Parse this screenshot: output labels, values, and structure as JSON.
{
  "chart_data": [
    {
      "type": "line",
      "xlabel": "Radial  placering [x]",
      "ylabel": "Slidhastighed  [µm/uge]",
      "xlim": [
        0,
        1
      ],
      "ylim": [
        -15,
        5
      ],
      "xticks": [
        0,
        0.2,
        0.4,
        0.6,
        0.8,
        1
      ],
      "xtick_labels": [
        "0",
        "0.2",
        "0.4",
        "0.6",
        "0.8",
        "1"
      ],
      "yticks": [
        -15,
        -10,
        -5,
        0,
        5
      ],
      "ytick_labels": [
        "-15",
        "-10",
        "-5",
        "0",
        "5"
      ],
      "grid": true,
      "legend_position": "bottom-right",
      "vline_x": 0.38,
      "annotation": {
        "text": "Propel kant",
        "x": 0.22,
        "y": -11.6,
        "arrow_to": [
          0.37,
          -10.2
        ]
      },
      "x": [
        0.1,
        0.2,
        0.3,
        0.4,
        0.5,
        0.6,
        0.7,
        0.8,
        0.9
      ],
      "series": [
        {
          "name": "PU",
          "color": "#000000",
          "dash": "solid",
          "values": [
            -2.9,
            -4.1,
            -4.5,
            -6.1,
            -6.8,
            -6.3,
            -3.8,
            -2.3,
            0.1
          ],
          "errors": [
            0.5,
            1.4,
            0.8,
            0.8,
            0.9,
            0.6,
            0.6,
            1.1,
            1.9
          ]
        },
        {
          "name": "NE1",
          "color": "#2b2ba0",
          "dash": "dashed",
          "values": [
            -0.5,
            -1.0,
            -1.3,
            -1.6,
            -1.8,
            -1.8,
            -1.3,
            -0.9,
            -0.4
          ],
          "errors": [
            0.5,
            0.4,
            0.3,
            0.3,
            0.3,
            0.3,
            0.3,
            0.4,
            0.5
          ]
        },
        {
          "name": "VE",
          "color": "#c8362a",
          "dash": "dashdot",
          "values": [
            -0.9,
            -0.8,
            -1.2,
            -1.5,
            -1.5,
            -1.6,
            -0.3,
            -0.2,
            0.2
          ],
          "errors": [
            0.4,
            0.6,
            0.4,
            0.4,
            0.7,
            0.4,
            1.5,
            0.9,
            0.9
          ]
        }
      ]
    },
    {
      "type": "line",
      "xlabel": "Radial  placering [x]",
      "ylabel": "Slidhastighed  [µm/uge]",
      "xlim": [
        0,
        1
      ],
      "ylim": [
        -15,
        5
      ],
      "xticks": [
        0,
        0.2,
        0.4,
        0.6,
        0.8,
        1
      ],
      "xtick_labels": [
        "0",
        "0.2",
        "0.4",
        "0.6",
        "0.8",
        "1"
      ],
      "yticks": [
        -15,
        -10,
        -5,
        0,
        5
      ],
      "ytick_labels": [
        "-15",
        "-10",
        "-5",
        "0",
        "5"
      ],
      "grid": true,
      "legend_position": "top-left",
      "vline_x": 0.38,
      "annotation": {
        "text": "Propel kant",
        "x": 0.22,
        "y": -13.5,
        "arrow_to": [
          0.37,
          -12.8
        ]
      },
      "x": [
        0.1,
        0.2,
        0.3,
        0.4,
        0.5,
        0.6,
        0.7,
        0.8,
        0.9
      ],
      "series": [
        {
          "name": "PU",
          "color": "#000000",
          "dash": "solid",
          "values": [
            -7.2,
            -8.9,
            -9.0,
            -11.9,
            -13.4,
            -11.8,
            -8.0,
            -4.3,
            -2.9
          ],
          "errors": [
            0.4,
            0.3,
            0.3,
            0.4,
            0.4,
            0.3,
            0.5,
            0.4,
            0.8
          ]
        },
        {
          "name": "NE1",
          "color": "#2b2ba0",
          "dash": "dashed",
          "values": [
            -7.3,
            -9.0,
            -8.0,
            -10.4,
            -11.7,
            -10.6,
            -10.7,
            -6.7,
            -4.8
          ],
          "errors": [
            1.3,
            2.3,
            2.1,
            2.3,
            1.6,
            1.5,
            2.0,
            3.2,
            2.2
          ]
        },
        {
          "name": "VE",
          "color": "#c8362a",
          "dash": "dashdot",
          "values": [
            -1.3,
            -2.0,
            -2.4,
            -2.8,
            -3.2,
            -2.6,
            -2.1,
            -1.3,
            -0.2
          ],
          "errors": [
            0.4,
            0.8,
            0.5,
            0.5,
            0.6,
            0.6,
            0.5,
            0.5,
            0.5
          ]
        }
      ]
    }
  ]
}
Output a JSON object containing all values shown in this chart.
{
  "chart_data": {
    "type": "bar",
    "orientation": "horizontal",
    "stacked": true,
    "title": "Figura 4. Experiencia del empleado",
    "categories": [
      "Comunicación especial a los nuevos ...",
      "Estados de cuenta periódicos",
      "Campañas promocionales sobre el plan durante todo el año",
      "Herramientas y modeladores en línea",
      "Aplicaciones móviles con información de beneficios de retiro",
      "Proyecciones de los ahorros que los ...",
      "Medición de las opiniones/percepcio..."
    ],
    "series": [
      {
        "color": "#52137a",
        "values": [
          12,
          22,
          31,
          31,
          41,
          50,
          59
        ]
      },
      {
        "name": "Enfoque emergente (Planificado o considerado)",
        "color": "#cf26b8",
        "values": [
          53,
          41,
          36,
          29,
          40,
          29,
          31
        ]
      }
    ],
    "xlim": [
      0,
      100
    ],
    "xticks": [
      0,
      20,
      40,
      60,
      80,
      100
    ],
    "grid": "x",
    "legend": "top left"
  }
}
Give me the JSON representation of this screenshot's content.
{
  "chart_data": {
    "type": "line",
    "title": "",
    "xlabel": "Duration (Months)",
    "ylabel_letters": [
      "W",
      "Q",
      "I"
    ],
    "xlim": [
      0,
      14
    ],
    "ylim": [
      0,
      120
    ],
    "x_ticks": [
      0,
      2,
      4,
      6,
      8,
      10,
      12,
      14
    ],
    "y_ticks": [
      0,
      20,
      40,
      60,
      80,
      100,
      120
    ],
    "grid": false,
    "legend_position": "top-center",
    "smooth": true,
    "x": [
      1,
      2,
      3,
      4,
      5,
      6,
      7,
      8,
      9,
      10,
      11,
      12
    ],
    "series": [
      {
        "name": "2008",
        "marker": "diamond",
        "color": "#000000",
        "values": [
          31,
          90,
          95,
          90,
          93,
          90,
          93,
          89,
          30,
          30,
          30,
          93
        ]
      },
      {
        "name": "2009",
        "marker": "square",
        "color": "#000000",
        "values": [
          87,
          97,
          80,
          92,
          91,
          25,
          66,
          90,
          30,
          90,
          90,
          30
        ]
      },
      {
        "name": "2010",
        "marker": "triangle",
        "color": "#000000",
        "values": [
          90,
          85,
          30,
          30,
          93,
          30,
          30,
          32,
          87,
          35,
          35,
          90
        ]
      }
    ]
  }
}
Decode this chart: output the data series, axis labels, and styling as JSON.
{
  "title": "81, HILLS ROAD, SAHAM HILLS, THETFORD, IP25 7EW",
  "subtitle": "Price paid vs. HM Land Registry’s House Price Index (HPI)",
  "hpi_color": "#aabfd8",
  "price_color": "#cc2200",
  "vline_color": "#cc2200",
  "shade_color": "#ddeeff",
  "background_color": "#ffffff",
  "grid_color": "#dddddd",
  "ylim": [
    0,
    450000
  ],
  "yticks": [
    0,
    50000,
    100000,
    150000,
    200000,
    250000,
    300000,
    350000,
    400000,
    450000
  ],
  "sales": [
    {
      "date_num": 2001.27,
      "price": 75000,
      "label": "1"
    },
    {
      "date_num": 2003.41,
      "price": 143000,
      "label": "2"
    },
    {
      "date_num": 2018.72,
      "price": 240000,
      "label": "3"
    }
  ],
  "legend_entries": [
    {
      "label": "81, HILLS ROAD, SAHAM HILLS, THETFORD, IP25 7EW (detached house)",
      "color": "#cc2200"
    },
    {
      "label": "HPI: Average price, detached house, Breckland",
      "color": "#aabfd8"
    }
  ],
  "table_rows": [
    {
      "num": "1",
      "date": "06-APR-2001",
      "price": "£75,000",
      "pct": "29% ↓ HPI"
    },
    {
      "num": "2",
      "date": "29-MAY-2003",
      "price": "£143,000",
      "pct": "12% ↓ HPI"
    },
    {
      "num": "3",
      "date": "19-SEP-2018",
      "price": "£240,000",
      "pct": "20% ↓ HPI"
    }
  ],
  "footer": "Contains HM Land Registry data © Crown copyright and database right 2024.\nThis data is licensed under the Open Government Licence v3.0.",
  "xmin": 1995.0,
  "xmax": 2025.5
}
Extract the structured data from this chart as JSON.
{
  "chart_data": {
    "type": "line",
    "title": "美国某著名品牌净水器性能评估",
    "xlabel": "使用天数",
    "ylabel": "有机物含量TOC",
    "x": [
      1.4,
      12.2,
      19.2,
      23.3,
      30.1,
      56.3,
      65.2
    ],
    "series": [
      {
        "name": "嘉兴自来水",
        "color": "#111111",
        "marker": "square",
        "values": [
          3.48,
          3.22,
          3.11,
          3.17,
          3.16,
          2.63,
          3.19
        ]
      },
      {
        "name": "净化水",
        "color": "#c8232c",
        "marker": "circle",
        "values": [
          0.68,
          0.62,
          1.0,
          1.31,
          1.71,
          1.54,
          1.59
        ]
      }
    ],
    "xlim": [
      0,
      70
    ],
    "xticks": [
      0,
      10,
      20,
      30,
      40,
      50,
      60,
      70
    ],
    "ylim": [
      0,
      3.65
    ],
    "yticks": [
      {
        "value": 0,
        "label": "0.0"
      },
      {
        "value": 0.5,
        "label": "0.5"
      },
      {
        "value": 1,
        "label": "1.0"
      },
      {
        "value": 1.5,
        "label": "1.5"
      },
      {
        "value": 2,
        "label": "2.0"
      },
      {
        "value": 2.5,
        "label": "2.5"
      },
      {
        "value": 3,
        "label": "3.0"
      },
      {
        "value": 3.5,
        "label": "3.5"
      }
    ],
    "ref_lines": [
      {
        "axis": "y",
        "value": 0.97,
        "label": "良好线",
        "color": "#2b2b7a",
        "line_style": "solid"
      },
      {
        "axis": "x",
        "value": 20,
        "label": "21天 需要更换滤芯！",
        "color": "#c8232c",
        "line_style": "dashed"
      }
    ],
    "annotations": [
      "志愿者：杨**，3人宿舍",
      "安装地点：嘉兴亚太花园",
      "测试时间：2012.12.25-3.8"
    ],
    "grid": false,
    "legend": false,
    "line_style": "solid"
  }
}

★ ★ ★ ★ ★ ★ ★

- Request:
Look for "screenshot" and pull out every line that has it.

- Correct result:
Parse this screenshot: output labels, values, and structure as JSON.
Give me the JSON representation of this screenshot's content.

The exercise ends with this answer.